[[ Excerpted passage open ]]

A lot of organizations use Jamf Pro to manage their Apple devices. Let’s face it, Jamf is just better at managing Apple devices than Intune. That isn’t to say that Intune doesn’t do a good job, but Jamf is just better at it. Apple device adoption is growing rapidly within enterprises, as evidenced by Apple’s investment in technologies such as platform SSO. We are seeing more companies invest in an Apple-first management platform like Jamf to provide the same level of management that is available on Windows from tools like ConfigMgr and Intune.
For organizations that rely on endpoint management services this integration strengthens unified device compliance and security across both Apple and Windows ecosystems.
This blog post will walk you through the benefits of integrating the two so that you can use device state information from Jamf to determine compliance for Entra ID Conditional Access (CA). In essence, this allows a lot of the same conceptual behavior that you get from compliance policies within Intune.
How Does the Integration Work?
Jamf uses the Partner Compliance Management API to send compliance state to Intune, which then sends the compliance state to Entra ID. The device never shows up in Intune – it only shows up in Entra ID as a registered device object with a compliance state.

[[ Excerpted passage closed ]]

• **Exercise tasks**
**a.** According to the post on integrating Jamf with Intune, which API does Jamf use to send compliance state to Intune?
**b.** In the Jamf and Intune integration post, rewrite the stretch from "For organizations that" through "the Integration Work?", replacing "ecosystems" with "platforms".
**c.** Continue the post on integrating Jamf with Intune from the point where it currently ends.
The material has no role in this work.

[[ Records open ]]

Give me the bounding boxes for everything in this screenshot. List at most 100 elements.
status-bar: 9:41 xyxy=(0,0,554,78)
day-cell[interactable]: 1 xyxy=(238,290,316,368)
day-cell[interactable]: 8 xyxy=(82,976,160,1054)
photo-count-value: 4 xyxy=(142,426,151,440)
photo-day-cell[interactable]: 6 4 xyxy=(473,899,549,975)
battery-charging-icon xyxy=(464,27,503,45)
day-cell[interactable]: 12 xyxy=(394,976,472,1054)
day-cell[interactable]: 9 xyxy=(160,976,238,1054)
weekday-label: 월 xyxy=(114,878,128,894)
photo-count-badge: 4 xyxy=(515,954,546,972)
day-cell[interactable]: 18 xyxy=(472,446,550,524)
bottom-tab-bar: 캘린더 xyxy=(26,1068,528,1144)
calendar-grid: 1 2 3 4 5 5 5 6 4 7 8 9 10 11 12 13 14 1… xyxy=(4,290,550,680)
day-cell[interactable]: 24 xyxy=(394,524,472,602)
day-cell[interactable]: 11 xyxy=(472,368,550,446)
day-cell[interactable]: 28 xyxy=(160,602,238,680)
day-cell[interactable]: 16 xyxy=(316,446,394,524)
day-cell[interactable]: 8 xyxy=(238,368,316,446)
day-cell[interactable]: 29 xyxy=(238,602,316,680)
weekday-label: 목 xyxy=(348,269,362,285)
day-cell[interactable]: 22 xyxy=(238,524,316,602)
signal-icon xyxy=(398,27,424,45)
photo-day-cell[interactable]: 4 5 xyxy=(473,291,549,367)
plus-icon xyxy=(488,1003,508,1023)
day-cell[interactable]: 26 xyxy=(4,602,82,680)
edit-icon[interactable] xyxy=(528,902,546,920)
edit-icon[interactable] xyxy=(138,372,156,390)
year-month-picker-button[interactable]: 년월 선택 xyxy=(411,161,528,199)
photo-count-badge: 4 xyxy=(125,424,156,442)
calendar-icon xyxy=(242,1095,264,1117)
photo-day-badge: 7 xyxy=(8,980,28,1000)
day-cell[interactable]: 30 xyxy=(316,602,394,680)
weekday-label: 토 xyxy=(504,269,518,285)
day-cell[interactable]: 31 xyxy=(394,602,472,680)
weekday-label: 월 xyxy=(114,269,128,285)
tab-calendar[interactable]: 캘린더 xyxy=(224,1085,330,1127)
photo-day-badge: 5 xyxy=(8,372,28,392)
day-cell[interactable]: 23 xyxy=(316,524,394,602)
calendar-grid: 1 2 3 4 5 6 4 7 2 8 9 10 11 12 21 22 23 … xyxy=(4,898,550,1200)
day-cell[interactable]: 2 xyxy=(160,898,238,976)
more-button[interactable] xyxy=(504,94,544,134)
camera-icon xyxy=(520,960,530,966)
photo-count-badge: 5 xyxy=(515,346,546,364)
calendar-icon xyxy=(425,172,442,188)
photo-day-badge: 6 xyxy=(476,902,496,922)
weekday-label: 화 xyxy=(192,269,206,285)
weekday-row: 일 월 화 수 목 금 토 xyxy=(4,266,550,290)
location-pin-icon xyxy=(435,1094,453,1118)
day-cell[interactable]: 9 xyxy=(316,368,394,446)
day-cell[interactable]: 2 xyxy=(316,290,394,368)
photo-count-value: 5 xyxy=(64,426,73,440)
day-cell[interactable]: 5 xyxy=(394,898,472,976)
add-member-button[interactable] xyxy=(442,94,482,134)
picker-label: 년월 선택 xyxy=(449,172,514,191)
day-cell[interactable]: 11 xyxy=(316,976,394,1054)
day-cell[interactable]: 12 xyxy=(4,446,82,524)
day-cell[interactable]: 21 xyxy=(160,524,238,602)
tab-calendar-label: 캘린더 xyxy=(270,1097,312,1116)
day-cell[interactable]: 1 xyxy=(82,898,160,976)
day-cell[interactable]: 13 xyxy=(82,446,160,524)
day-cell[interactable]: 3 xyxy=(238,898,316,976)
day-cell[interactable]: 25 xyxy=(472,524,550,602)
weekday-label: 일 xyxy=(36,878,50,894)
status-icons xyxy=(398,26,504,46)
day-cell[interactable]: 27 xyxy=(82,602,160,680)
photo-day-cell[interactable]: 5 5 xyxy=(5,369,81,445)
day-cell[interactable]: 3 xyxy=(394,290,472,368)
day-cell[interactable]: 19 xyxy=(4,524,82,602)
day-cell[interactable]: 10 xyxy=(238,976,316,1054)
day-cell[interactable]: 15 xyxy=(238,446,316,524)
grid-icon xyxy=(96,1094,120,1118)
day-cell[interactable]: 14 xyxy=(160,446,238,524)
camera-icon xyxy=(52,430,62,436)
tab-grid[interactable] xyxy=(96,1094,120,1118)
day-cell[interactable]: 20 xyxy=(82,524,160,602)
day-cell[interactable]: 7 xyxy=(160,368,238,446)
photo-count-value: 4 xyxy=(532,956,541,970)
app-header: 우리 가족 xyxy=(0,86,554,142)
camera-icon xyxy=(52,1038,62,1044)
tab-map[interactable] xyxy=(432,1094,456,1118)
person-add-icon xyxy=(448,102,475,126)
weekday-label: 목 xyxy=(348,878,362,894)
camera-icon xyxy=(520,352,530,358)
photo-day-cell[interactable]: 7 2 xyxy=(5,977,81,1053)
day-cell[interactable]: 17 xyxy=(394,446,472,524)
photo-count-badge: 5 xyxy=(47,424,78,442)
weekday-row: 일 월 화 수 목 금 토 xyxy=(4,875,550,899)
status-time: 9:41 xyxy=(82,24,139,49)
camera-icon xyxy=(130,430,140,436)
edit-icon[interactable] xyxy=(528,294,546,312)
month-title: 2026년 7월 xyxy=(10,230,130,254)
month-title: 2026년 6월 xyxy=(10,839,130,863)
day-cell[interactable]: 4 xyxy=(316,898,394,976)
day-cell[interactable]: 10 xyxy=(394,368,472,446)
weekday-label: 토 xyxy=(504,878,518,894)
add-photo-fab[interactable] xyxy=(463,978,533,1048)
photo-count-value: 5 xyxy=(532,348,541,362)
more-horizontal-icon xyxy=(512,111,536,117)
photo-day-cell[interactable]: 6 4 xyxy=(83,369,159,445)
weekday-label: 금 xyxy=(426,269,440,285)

[[ Records closed ]]

• **Results in order**
**a.** Jamf uses the Partner Compliance Management API.

**b.**
For organizations that rely on endpoint management services this integration strengthens unified device compliance and security across both Apple and Windows platforms.
This blog post will walk you through the benefits of integrating the two so that you can use device state information from Jamf to determine compliance for Entra ID Conditional Access (CA). In essence, this allows a lot of the same conceptual behavior that you get from compliance policies within Intune.
How Does the Integration Work?

**c.**
Smart Groups
Jamf evaluates compliance based on two smart groups. The first smart group (called the applicable group in Jamf’s documentation) should be all devices that are eligible to access the resources protected by Entra ID Conditional Access. For most environments, this is probably all devices, but you might split out personal devices if you allow those to be enrolled into your Jamf environment.
The second smart group (called the compliance group in Jamf’s documentation) has criteria set to match your compliance settings, such as operating system version, FileVault status, security patch level, or any other criteria for smart groups. If the computer is in this group, it is marked as compliant. If the computer is in the Applicable Group, but not in this group, it marked as non-compliant.
Just as hint, one of the criteria for the compliance group should be membership in the applicable group.
Configuration
During the configuration of device compliance in Jamf, you will provide the two smart groups discussed above. Once this is configured, you will configure a partner connection in Intune. This will require the creation of an Entra ID app registration. This app will need admin consent granted for the Intune API permission update_device_attributes and the Graph API permission Application.Read.All. These are application permissions.
Once the compliance configuration is set up, you can now use the compliance data in conditional access policies to restrict or grant access to resource control by Entra ID. If the Apple device falls out of the compliance group, it will be automatically marked as non-compliant by Entra ID and the CA policy will prevent access from that device.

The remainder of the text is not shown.